Request:
Filter the records for lines holding the string "помещений".

Exercise material:
## BEGIN

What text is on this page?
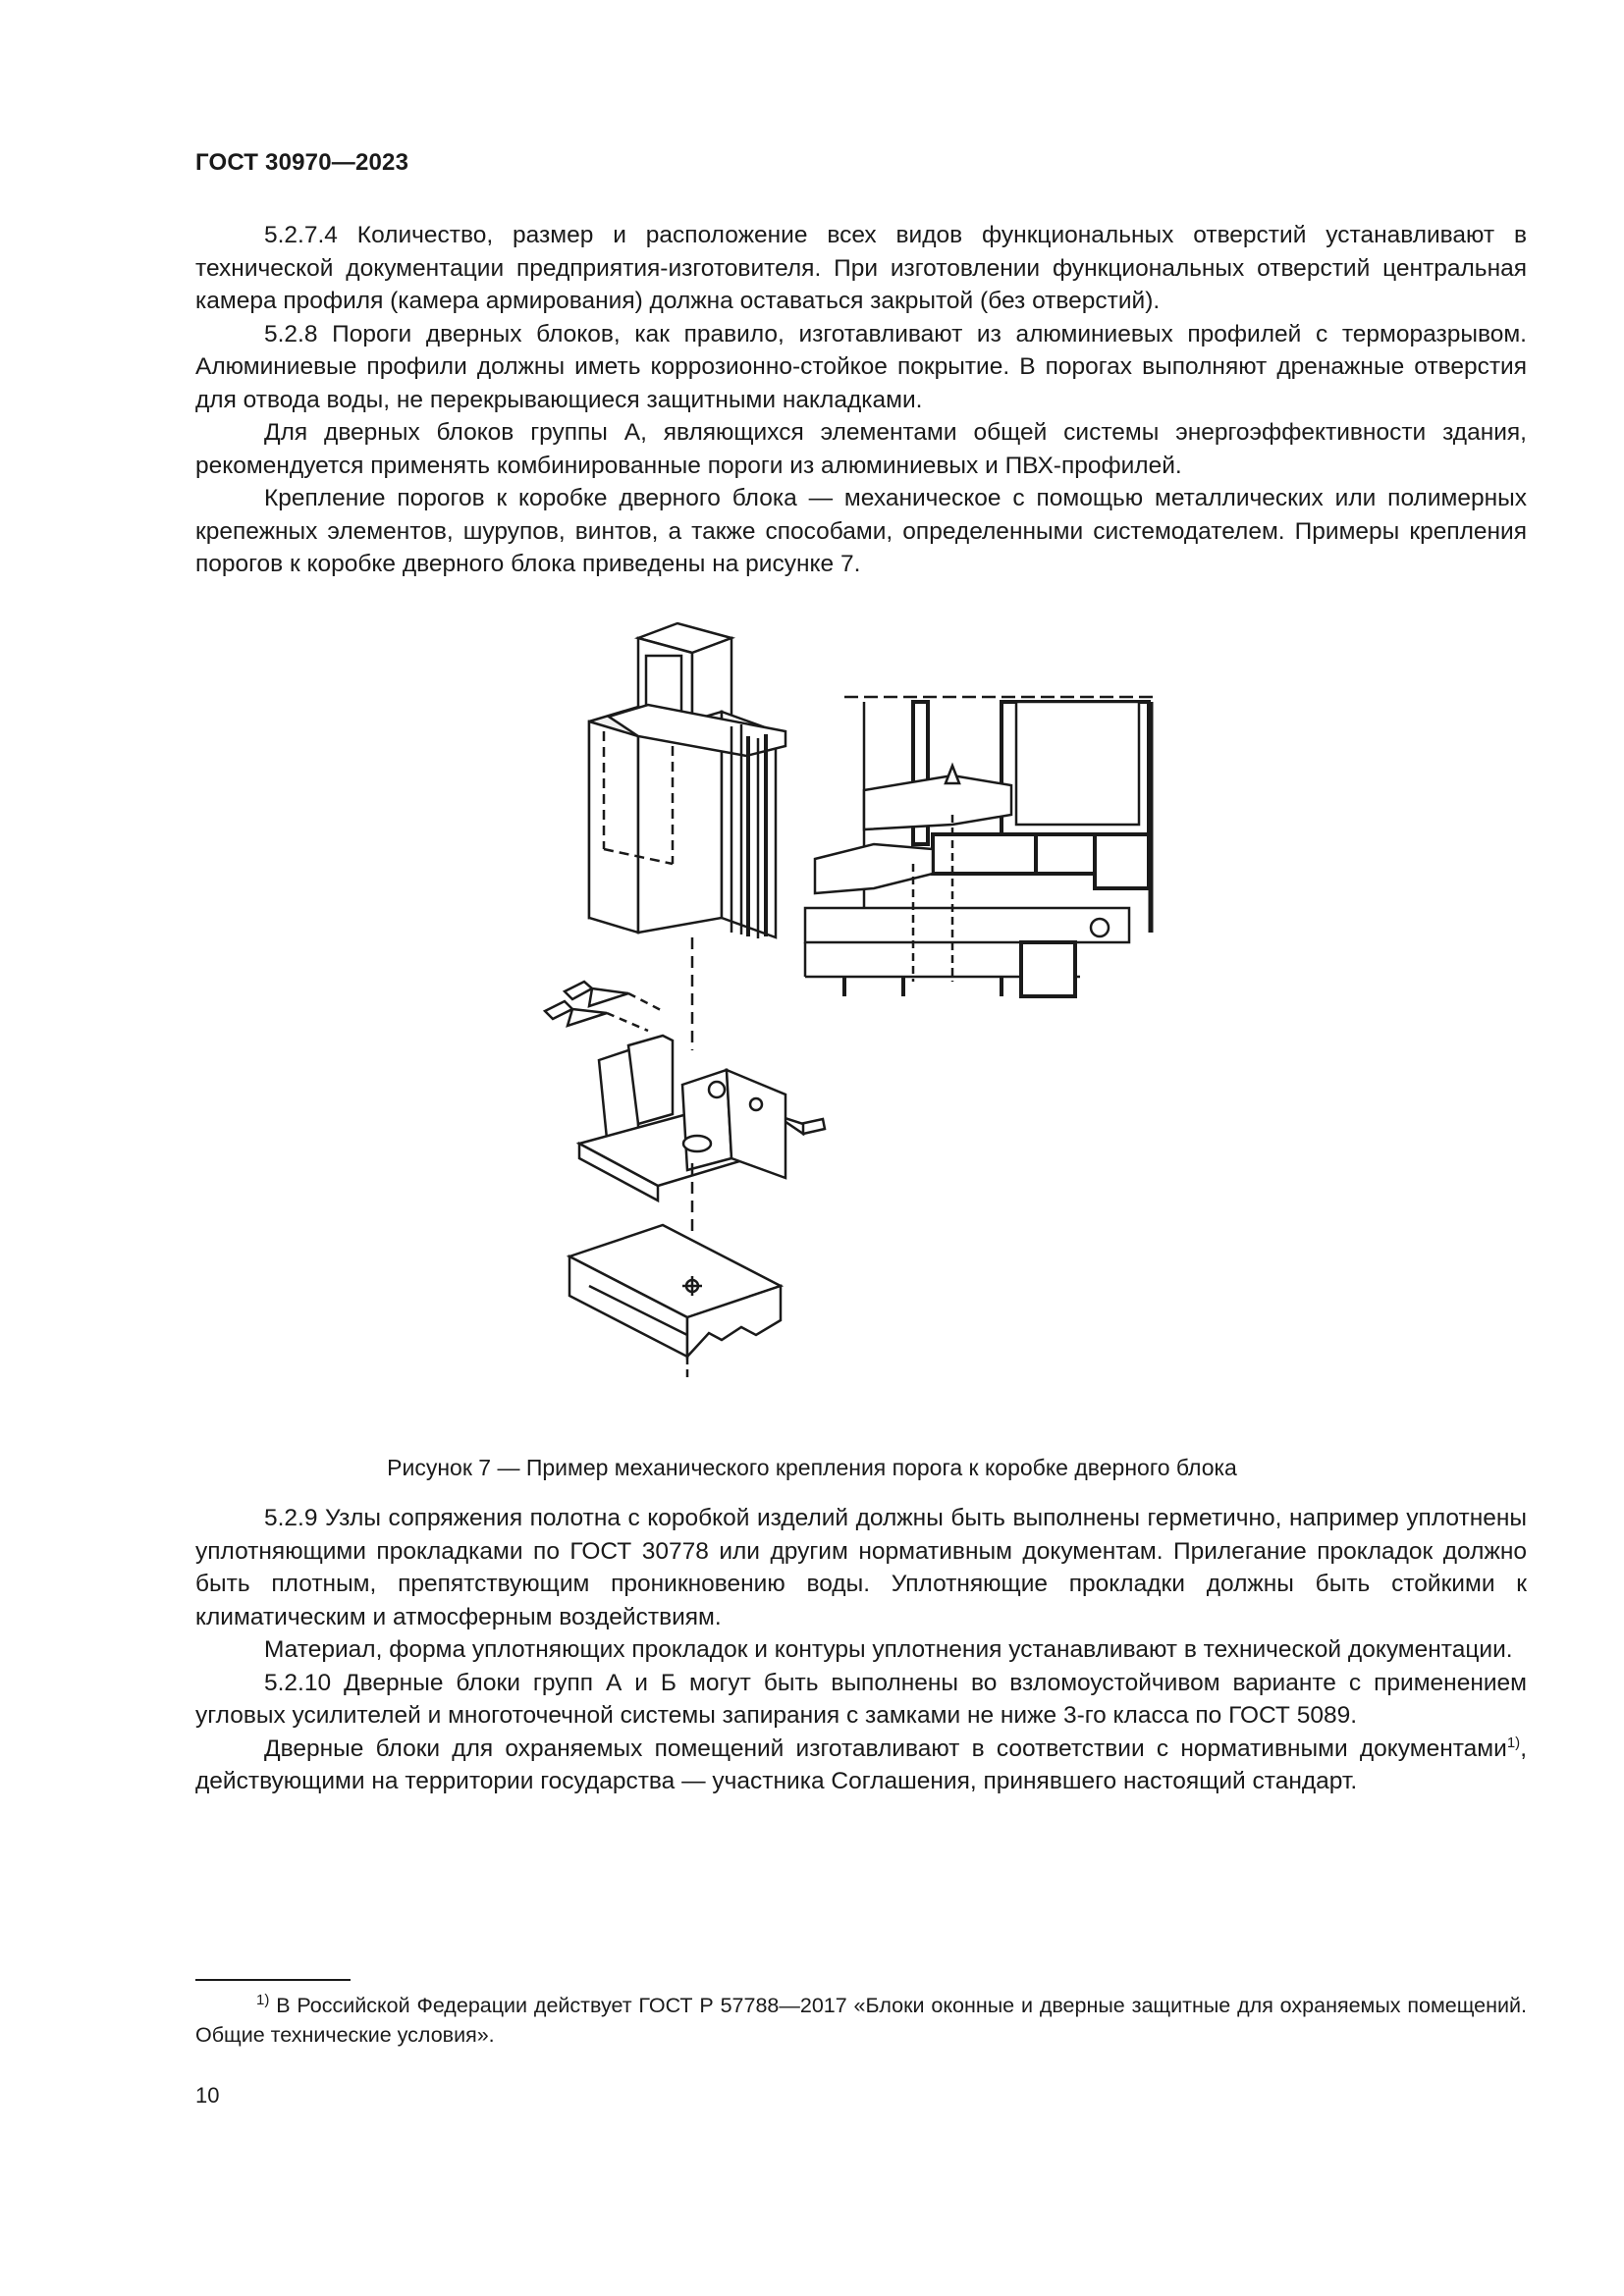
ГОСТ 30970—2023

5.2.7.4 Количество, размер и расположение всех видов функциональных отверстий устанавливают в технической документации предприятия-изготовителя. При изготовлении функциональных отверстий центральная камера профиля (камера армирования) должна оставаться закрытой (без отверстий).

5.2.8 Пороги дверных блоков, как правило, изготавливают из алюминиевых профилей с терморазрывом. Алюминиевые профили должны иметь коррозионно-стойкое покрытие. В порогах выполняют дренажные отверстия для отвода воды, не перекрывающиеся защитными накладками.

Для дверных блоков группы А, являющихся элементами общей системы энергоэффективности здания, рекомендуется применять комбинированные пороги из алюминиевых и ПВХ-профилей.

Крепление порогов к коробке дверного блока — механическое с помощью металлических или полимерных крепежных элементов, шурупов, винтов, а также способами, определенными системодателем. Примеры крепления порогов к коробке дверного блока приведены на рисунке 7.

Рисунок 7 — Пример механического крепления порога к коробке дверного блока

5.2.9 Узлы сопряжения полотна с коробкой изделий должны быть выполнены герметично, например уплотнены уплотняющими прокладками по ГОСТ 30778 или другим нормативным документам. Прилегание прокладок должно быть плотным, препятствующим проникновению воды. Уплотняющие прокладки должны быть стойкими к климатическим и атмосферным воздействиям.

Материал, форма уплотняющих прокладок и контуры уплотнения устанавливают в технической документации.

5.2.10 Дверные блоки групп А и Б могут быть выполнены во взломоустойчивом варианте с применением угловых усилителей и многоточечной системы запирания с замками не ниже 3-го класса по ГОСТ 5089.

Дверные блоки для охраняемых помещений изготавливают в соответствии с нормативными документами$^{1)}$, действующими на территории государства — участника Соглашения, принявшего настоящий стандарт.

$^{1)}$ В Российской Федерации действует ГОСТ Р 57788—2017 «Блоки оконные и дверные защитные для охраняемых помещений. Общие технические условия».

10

## END

Final result:
Дверные блоки для охраняемых помещений изготавливают в соответствии с нормативными документами$^{1)}$, действующими на территории государства — участника Соглашения, принявшего настоящий стандарт.
$^{1)}$ В Российской Федерации действует ГОСТ Р 57788—2017 «Блоки оконные и дверные защитные для охраняемых помещений. Общие технические условия».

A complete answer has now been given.